### What the exercise asks
Please print all of the material below, word for word.
>>>
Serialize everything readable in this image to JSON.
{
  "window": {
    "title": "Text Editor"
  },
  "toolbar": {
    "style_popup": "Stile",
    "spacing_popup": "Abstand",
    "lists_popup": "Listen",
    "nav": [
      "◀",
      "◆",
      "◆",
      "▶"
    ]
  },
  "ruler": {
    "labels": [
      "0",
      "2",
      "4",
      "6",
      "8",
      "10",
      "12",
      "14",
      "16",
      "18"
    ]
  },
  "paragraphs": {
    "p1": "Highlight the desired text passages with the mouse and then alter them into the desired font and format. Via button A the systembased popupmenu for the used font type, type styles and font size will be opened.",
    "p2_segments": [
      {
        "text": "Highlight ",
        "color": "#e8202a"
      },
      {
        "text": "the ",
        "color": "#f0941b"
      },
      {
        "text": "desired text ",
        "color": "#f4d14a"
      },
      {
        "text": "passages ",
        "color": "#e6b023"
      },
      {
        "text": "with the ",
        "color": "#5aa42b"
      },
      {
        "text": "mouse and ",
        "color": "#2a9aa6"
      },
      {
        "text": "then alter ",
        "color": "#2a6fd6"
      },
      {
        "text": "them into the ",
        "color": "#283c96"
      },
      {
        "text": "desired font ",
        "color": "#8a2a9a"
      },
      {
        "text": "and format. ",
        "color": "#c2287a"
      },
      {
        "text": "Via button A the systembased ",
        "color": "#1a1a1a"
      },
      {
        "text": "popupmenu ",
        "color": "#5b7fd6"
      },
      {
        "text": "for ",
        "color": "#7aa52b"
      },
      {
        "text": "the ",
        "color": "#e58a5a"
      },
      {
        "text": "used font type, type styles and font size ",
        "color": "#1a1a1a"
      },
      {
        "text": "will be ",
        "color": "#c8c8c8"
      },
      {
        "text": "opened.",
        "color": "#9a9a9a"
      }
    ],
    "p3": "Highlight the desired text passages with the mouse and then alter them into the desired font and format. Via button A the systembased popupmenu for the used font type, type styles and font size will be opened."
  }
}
<<<
### Task response
Serialize everything readable in this image to JSON.
{
  "window": {
    "title": "Text Editor"
  },
  "toolbar": {
    "style_popup": "Stile",
    "spacing_popup": "Abstand",
    "lists_popup": "Listen",
    "nav": [
      "◀",
      "◆",
      "◆",
      "▶"
    ]
  },
  "ruler": {
    "labels": [
      "0",
      "2",
      "4",
      "6",
      "8",
      "10",
      "12",
      "14",
      "16",
      "18"
    ]
  },
  "paragraphs": {
    "p1": "Highlight the desired text passages with the mouse and then alter them into the desired font and format. Via button A the systembased popupmenu for the used font type, type styles and font size will be opened.",
    "p2_segments": [
      {
        "text": "Highlight ",
        "color": "#e8202a"
      },
      {
        "text": "the ",
        "color": "#f0941b"
      },
      {
        "text": "desired text ",
        "color": "#f4d14a"
      },
      {
        "text": "passages ",
        "color": "#e6b023"
      },
      {
        "text": "with the ",
        "color": "#5aa42b"
      },
      {
        "text": "mouse and ",
        "color": "#2a9aa6"
      },
      {
        "text": "then alter ",
        "color": "#2a6fd6"
      },
      {
        "text": "them into the ",
        "color": "#283c96"
      },
      {
        "text": "desired font ",
        "color": "#8a2a9a"
      },
      {
        "text": "and format. ",
        "color": "#c2287a"
      },
      {
        "text": "Via button A the systembased ",
        "color": "#1a1a1a"
      },
      {
        "text": "popupmenu ",
        "color": "#5b7fd6"
      },
      {
        "text": "for ",
        "color": "#7aa52b"
      },
      {
        "text": "the ",
        "color": "#e58a5a"
      },
      {
        "text": "used font type, type styles and font size ",
        "color": "#1a1a1a"
      },
      {
        "text": "will be ",
        "color": "#c8c8c8"
      },
      {
        "text": "opened.",
        "color": "#9a9a9a"
      }
    ],
    "p3": "Highlight the desired text passages with the mouse and then alter them into the desired font and format. Via button A the systembased popupmenu for the used font type, type styles and font size will be opened."
  }
}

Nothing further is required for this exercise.